RAW DATA –
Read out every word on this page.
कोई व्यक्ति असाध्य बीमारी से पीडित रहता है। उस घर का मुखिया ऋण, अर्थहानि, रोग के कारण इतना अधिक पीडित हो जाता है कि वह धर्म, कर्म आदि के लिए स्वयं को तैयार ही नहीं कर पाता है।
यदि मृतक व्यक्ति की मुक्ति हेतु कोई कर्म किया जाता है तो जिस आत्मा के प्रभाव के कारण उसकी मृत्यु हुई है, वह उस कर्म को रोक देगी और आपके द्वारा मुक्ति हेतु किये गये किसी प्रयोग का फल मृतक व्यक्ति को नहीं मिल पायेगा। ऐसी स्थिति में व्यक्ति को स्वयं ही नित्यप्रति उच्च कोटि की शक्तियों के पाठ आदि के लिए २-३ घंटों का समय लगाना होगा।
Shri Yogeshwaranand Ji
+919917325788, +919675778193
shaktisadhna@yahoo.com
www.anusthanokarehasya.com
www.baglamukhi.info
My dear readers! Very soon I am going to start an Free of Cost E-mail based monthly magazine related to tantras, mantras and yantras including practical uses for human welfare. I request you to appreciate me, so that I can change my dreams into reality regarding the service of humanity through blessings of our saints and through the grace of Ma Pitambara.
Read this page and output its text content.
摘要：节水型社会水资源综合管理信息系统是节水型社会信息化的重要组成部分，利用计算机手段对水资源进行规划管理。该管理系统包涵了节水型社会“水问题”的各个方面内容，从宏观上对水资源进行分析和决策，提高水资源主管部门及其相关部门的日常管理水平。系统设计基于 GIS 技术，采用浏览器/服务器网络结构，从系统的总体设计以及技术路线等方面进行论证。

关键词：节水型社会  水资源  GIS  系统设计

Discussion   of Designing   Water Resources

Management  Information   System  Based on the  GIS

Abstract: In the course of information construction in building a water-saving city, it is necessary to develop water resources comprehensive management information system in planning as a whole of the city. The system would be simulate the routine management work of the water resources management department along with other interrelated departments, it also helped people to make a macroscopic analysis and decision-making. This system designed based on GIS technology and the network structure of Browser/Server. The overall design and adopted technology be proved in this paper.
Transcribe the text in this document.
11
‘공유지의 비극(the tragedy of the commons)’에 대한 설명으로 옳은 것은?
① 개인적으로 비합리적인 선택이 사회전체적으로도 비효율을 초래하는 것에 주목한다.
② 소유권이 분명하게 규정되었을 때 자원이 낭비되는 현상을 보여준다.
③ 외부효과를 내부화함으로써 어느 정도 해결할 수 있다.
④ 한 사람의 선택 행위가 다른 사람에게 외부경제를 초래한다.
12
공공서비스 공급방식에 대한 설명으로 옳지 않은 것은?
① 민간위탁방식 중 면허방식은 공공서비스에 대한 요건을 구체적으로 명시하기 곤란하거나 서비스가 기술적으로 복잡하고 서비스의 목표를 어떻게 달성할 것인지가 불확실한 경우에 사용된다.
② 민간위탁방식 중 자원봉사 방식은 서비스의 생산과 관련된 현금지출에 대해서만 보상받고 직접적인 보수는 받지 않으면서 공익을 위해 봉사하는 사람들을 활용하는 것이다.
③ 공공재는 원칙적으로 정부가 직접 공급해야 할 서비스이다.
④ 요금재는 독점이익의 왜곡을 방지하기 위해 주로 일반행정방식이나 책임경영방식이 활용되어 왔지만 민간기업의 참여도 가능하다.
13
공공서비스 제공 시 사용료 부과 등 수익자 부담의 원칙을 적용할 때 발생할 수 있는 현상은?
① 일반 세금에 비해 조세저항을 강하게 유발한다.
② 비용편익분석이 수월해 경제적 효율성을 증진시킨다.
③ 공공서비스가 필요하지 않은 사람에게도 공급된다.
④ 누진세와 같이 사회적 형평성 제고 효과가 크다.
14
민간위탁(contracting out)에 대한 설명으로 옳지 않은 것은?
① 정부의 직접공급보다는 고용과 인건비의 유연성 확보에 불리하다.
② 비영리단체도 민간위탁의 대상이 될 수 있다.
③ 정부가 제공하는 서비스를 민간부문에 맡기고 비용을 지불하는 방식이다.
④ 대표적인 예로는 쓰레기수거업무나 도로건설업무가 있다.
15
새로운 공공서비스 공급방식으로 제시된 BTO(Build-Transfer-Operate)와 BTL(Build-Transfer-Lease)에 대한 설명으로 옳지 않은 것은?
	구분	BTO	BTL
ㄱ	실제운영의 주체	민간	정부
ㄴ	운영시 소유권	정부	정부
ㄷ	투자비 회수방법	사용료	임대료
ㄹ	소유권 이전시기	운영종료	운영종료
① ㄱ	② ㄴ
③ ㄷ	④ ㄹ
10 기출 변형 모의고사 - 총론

TO BE DONE – Each line of the material must be restated exactly.

FINISHED EXERCISE –
Read out every word on this page.
कोई व्यक्ति असाध्य बीमारी से पीडित रहता है। उस घर का मुखिया ऋण, अर्थहानि, रोग के कारण इतना अधिक पीडित हो जाता है कि वह धर्म, कर्म आदि के लिए स्वयं को तैयार ही नहीं कर पाता है।
यदि मृतक व्यक्ति की मुक्ति हेतु कोई कर्म किया जाता है तो जिस आत्मा के प्रभाव के कारण उसकी मृत्यु हुई है, वह उस कर्म को रोक देगी और आपके द्वारा मुक्ति हेतु किये गये किसी प्रयोग का फल मृतक व्यक्ति को नहीं मिल पायेगा। ऐसी स्थिति में व्यक्ति को स्वयं ही नित्यप्रति उच्च कोटि की शक्तियों के पाठ आदि के लिए २-३ घंटों का समय लगाना होगा।
Shri Yogeshwaranand Ji
+919917325788, +919675778193
shaktisadhna@yahoo.com
www.anusthanokarehasya.com
www.baglamukhi.info
My dear readers! Very soon I am going to start an Free of Cost E-mail based monthly magazine related to tantras, mantras and yantras including practical uses for human welfare. I request you to appreciate me, so that I can change my dreams into reality regarding the service of humanity through blessings of our saints and through the grace of Ma Pitambara.
Read this page and output its text content.
摘要：节水型社会水资源综合管理信息系统是节水型社会信息化的重要组成部分，利用计算机手段对水资源进行规划管理。该管理系统包涵了节水型社会“水问题”的各个方面内容，从宏观上对水资源进行分析和决策，提高水资源主管部门及其相关部门的日常管理水平。系统设计基于 GIS 技术，采用浏览器/服务器网络结构，从系统的总体设计以及技术路线等方面进行论证。

关键词：节水型社会  水资源  GIS  系统设计

Discussion   of Designing   Water Resources

Management  Information   System  Based on the  GIS

Abstract: In the course of information construction in building a water-saving city, it is necessary to develop water resources comprehensive management information system in planning as a whole of the city. The system would be simulate the routine management work of the water resources management department along with other interrelated departments, it also helped people to make a macroscopic analysis and decision-making. This system designed based on GIS technology and the network structure of Browser/Server. The overall design and adopted technology be proved in this paper.
Transcribe the text in this document.
11
‘공유지의 비극(the tragedy of the commons)’에 대한 설명으로 옳은 것은?
① 개인적으로 비합리적인 선택이 사회전체적으로도 비효율을 초래하는 것에 주목한다.
② 소유권이 분명하게 규정되었을 때 자원이 낭비되는 현상을 보여준다.
③ 외부효과를 내부화함으로써 어느 정도 해결할 수 있다.
④ 한 사람의 선택 행위가 다른 사람에게 외부경제를 초래한다.
12
공공서비스 공급방식에 대한 설명으로 옳지 않은 것은?
① 민간위탁방식 중 면허방식은 공공서비스에 대한 요건을 구체적으로 명시하기 곤란하거나 서비스가 기술적으로 복잡하고 서비스의 목표를 어떻게 달성할 것인지가 불확실한 경우에 사용된다.
② 민간위탁방식 중 자원봉사 방식은 서비스의 생산과 관련된 현금지출에 대해서만 보상받고 직접적인 보수는 받지 않으면서 공익을 위해 봉사하는 사람들을 활용하는 것이다.
③ 공공재는 원칙적으로 정부가 직접 공급해야 할 서비스이다.
④ 요금재는 독점이익의 왜곡을 방지하기 위해 주로 일반행정방식이나 책임경영방식이 활용되어 왔지만 민간기업의 참여도 가능하다.
13
공공서비스 제공 시 사용료 부과 등 수익자 부담의 원칙을 적용할 때 발생할 수 있는 현상은?
① 일반 세금에 비해 조세저항을 강하게 유발한다.
② 비용편익분석이 수월해 경제적 효율성을 증진시킨다.
③ 공공서비스가 필요하지 않은 사람에게도 공급된다.
④ 누진세와 같이 사회적 형평성 제고 효과가 크다.
14
민간위탁(contracting out)에 대한 설명으로 옳지 않은 것은?
① 정부의 직접공급보다는 고용과 인건비의 유연성 확보에 불리하다.
② 비영리단체도 민간위탁의 대상이 될 수 있다.
③ 정부가 제공하는 서비스를 민간부문에 맡기고 비용을 지불하는 방식이다.
④ 대표적인 예로는 쓰레기수거업무나 도로건설업무가 있다.
15
새로운 공공서비스 공급방식으로 제시된 BTO(Build-Transfer-Operate)와 BTL(Build-Transfer-Lease)에 대한 설명으로 옳지 않은 것은?
	구분	BTO	BTL
ㄱ	실제운영의 주체	민간	정부
ㄴ	운영시 소유권	정부	정부
ㄷ	투자비 회수방법	사용료	임대료
ㄹ	소유권 이전시기	운영종료	운영종료
① ㄱ	② ㄴ
③ ㄷ	④ ㄹ
10 기출 변형 모의고사 - 총론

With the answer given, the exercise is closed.